▶ _Your task_:
Rewrite the passage on GOP rhetoric about Al Qaeda from "Following up the" to "must be true.", swapping "neocons" for "neoconservatives".

▶ _Reading passage_:
Following up the duplicitous rhetoric of the neocons as verbalized through Bush and Cheney and thus telegraphed to their stepfordized followers, we are told “some GOP presidential candidates refer to ‘the terrorists’ as one group, blurring distinctions between Al Qaeda, which has attacked the United States repeatedly, and groups that former intelligence officials say have not targeted the United States.”
Again, there is no evidence “al-Qaeda” has “attacked the United States repeatedly,” but never mind, if the Boston Globe declares such things, going on the absurd Alice in Wonderland pronouncements of the neocons, they must be true.
“No point has been emphasized more strongly at GOP debates than the link between the Iraq war and Al Qaeda. During the debates about war funding, GOP leaders have downplayed the role of sectarian violence in Iraq and emphasized the role of Al Qaeda,” the globe tells us. “On Friday, McCain called any attempt to cut Iraq war funding, ‘the equivalent of waving a white flag to Al Qaeda.’”
“Romney’s national press secretary, Kevin Madden, said the former governor’s linking of Shia, Sunni, Al Qaeda, Hamas, Hezbollah, and the Muslim Brotherhood was based on their common hostility to the West. ‘I think [Romney’s statement] was much more directed at intent—they all share a common ideology or intent to bring down Western governments,’ Madden said. ‘There’s a shared attempt to fight any beachhead of democracy in that region.’”

[Document layout analysis records]
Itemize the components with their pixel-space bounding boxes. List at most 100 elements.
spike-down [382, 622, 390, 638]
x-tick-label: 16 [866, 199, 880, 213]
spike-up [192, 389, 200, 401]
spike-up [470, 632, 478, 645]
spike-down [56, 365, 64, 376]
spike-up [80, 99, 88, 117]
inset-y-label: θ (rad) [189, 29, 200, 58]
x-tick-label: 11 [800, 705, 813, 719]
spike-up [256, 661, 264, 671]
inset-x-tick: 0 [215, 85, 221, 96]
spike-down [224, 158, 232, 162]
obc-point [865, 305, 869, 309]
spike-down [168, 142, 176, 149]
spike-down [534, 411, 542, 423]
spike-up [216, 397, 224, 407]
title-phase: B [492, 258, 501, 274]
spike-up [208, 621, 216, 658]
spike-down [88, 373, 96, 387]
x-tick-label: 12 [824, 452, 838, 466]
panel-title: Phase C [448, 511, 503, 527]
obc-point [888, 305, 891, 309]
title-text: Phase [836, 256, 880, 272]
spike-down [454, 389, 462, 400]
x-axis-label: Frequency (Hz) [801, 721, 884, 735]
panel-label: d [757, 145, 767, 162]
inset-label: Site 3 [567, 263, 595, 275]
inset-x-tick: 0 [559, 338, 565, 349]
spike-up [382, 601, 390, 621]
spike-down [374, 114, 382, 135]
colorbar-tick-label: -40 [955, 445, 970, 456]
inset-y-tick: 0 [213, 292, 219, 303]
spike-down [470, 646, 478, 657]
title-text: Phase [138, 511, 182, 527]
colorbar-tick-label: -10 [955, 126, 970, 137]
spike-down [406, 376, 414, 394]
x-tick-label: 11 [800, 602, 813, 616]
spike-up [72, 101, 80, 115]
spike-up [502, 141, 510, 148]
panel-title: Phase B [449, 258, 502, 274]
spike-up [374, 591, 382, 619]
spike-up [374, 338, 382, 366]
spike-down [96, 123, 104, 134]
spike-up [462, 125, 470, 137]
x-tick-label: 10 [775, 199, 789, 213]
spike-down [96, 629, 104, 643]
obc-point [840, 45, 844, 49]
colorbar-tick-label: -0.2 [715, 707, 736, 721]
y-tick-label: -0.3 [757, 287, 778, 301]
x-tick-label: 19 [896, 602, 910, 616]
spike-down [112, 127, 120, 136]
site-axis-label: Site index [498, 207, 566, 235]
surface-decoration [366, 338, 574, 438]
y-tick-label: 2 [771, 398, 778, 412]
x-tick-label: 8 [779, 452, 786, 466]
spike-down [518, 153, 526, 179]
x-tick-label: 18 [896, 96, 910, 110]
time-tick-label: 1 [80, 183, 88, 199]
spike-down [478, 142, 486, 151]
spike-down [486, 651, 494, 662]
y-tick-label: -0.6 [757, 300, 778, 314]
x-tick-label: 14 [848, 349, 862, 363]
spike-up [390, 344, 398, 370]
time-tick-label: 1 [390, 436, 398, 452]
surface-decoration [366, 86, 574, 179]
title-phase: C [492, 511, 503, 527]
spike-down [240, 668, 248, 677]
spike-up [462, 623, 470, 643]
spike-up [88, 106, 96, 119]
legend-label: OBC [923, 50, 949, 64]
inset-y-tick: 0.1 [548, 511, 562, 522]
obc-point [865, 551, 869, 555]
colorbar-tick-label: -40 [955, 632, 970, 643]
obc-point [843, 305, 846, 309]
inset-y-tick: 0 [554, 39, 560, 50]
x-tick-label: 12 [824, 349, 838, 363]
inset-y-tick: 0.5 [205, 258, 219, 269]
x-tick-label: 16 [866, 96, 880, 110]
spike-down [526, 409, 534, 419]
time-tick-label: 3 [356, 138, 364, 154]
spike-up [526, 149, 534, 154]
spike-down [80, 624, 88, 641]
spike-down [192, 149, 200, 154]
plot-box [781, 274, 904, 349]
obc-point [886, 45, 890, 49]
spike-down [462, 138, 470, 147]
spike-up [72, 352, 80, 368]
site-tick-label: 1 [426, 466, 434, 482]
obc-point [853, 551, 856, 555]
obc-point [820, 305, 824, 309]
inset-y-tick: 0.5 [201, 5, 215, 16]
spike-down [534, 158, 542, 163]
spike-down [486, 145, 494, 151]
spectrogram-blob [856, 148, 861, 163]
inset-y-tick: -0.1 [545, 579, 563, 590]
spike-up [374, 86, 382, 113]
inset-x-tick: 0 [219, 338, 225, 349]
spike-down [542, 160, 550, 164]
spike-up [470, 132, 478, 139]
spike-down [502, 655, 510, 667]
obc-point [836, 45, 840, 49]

▶ _Exercise answer_:
Following up the duplicitous rhetoric of the neoconservatives as verbalized through Bush and Cheney and thus telegraphed to their stepfordized followers, we are told “some GOP presidential candidates refer to ‘the terrorists’ as one group, blurring distinctions between Al Qaeda, which has attacked the United States repeatedly, and groups that former intelligence officials say have not targeted the United States.”
Again, there is no evidence “al-Qaeda” has “attacked the United States repeatedly,” but never mind, if the Boston Globe declares such things, going on the absurd Alice in Wonderland pronouncements of the neoconservatives, they must be true.